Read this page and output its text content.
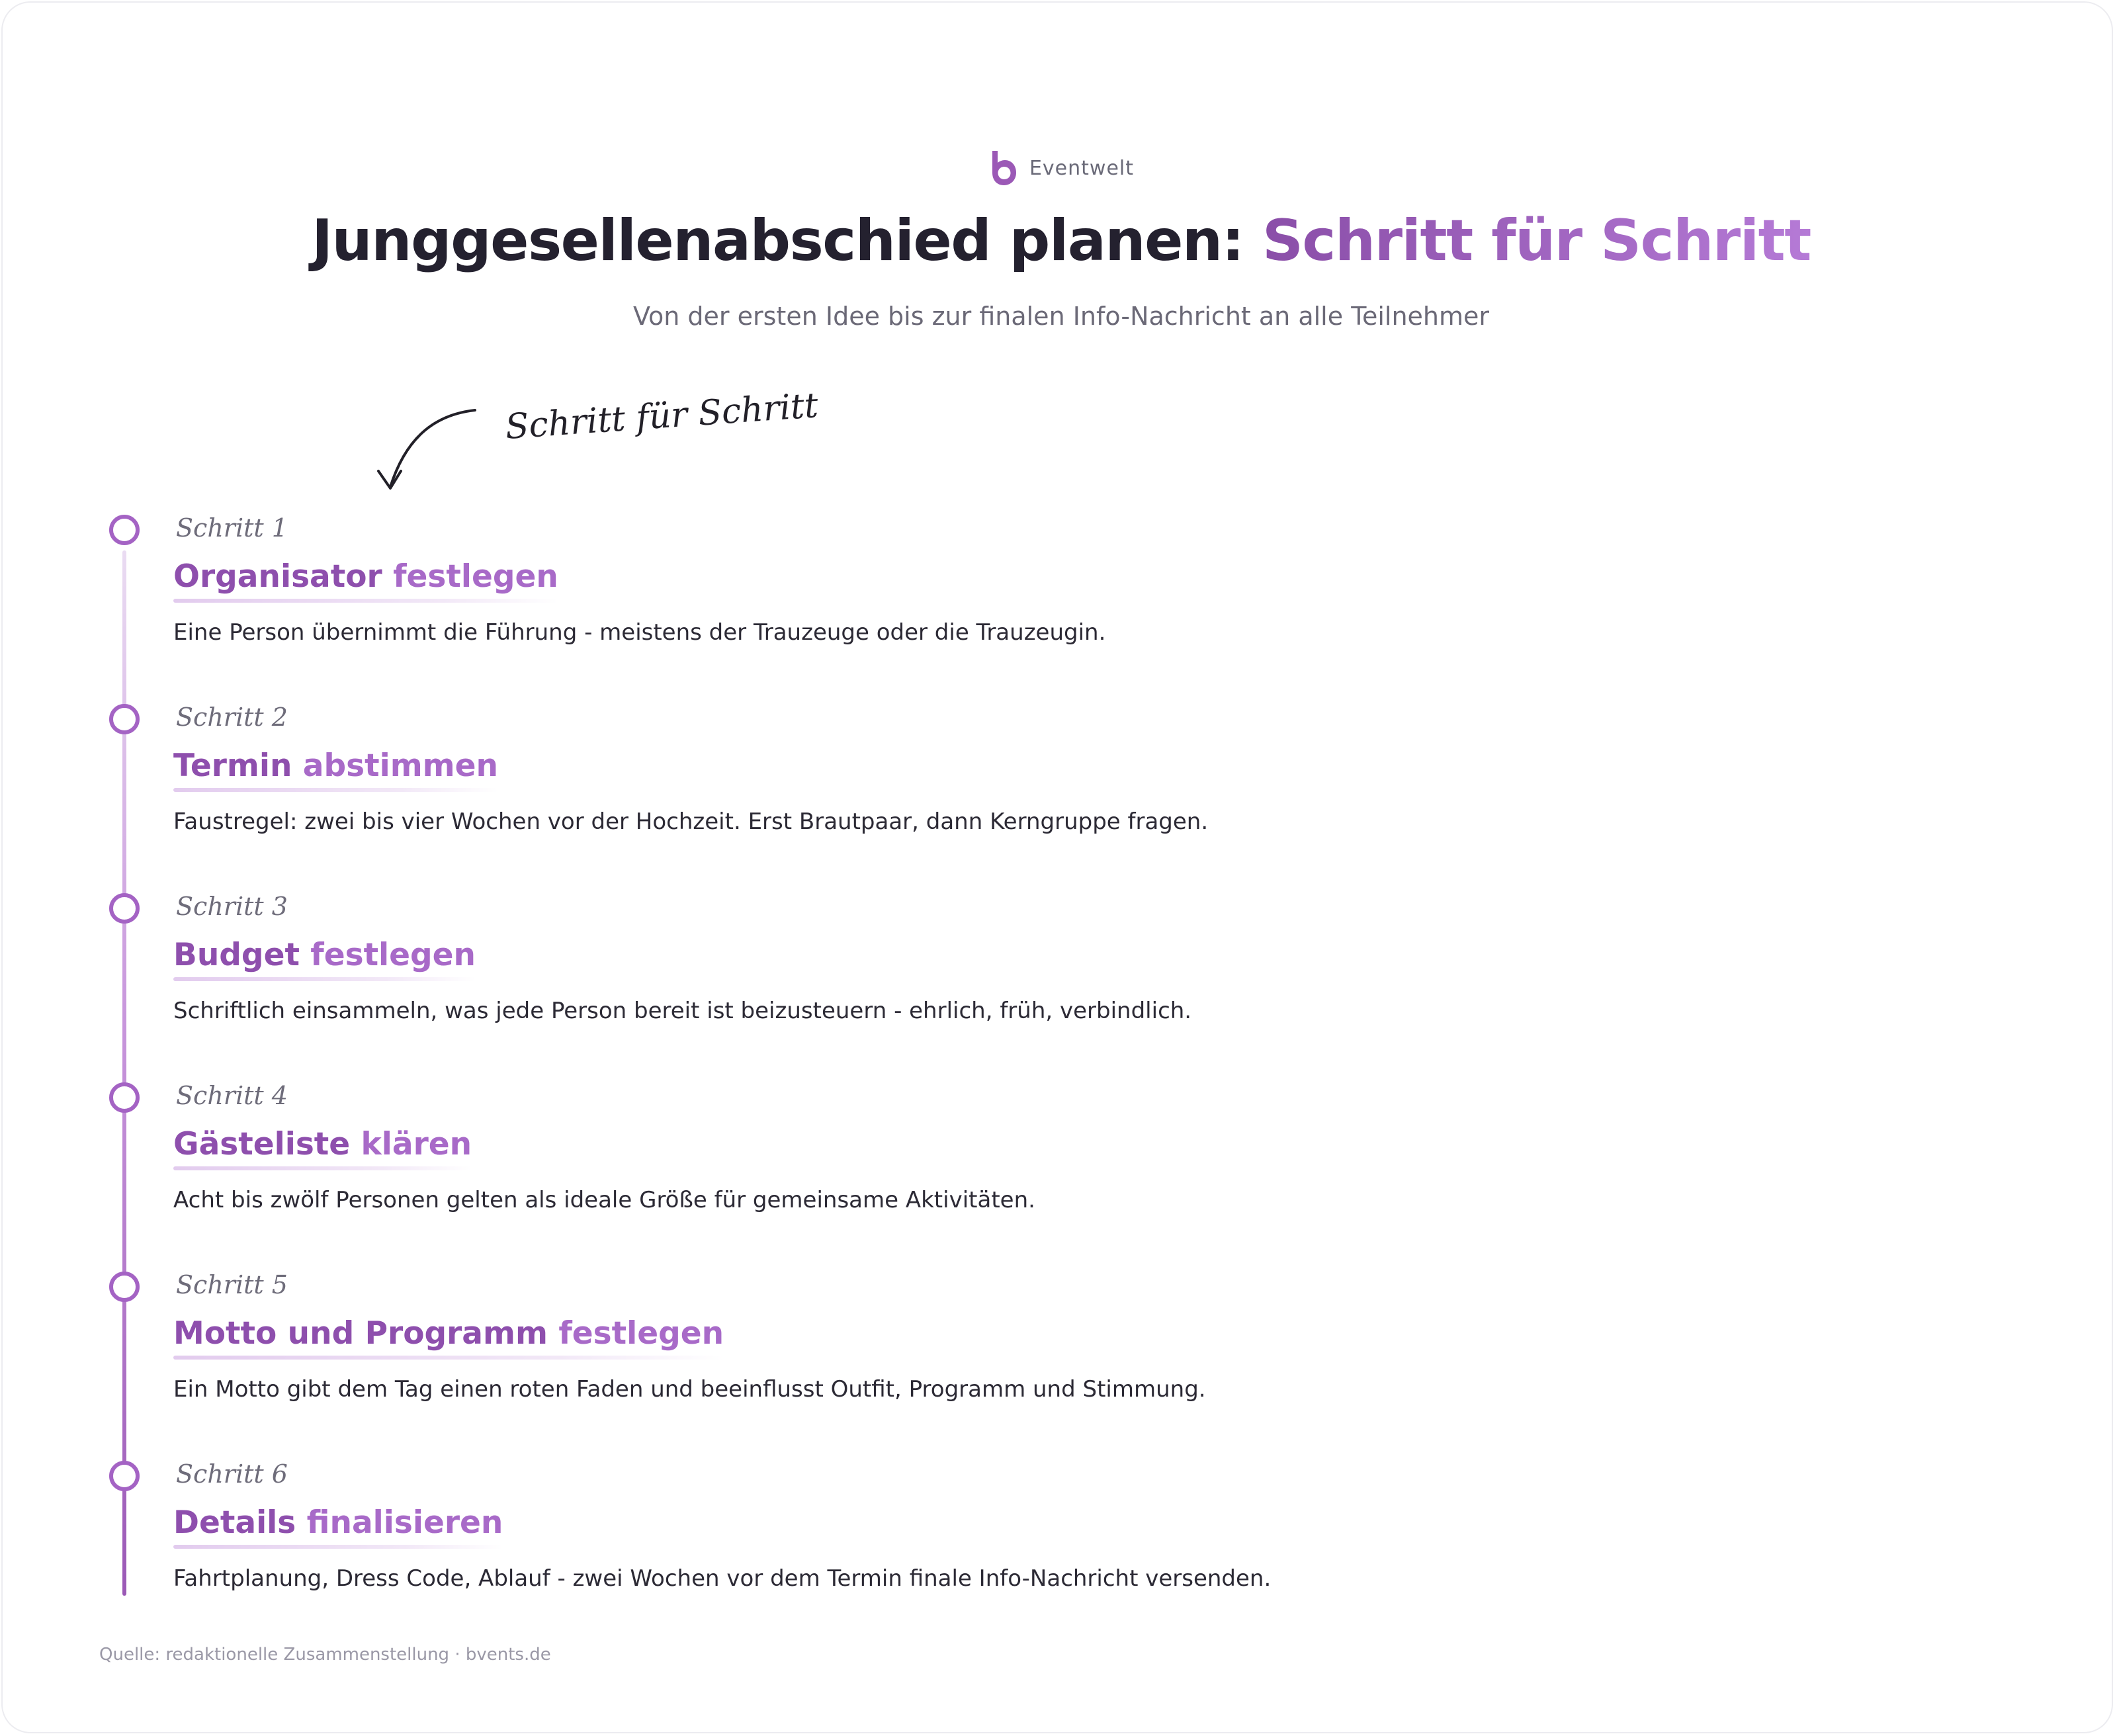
Eventwelt
Junggesellenabschied planen: Schritt für Schritt

Von der ersten Idee bis zur finalen Info-Nachricht an alle Teilnehmer

Schritt für Schritt
Schritt 1
Organisator festlegen
Eine Person übernimmt die Führung - meistens der Trauzeuge oder die Trauzeugin.
Schritt 2
Termin abstimmen
Faustregel: zwei bis vier Wochen vor der Hochzeit. Erst Brautpaar, dann Kerngruppe fragen.
Schritt 3
Budget festlegen
Schriftlich einsammeln, was jede Person bereit ist beizusteuern - ehrlich, früh, verbindlich.
Schritt 4
Gästeliste klären
Acht bis zwölf Personen gelten als ideale Größe für gemeinsame Aktivitäten.
Schritt 5
Motto und Programm festlegen
Ein Motto gibt dem Tag einen roten Faden und beeinflusst Outfit, Programm und Stimmung.
Schritt 6
Details finalisieren
Fahrtplanung, Dress Code, Ablauf - zwei Wochen vor dem Termin finale Info-Nachricht versenden.
Quelle: redaktionelle Zusammenstellung · bvents.de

########################################

> _REQUIREMENTS_
Quote the records in full and exactly; skip any image.

> _SOLVED EXERCISE_
Read this page and output its text content.
Eventwelt
Junggesellenabschied planen: Schritt für Schritt

Von der ersten Idee bis zur finalen Info-Nachricht an alle Teilnehmer

Schritt für Schritt
Schritt 1
Organisator festlegen
Eine Person übernimmt die Führung - meistens der Trauzeuge oder die Trauzeugin.
Schritt 2
Termin abstimmen
Faustregel: zwei bis vier Wochen vor der Hochzeit. Erst Brautpaar, dann Kerngruppe fragen.
Schritt 3
Budget festlegen
Schriftlich einsammeln, was jede Person bereit ist beizusteuern - ehrlich, früh, verbindlich.
Schritt 4
Gästeliste klären
Acht bis zwölf Personen gelten als ideale Größe für gemeinsame Aktivitäten.
Schritt 5
Motto und Programm festlegen
Ein Motto gibt dem Tag einen roten Faden und beeinflusst Outfit, Programm und Stimmung.
Schritt 6
Details finalisieren
Fahrtplanung, Dress Code, Ablauf - zwei Wochen vor dem Termin finale Info-Nachricht versenden.
Quelle: redaktionelle Zusammenstellung · bvents.de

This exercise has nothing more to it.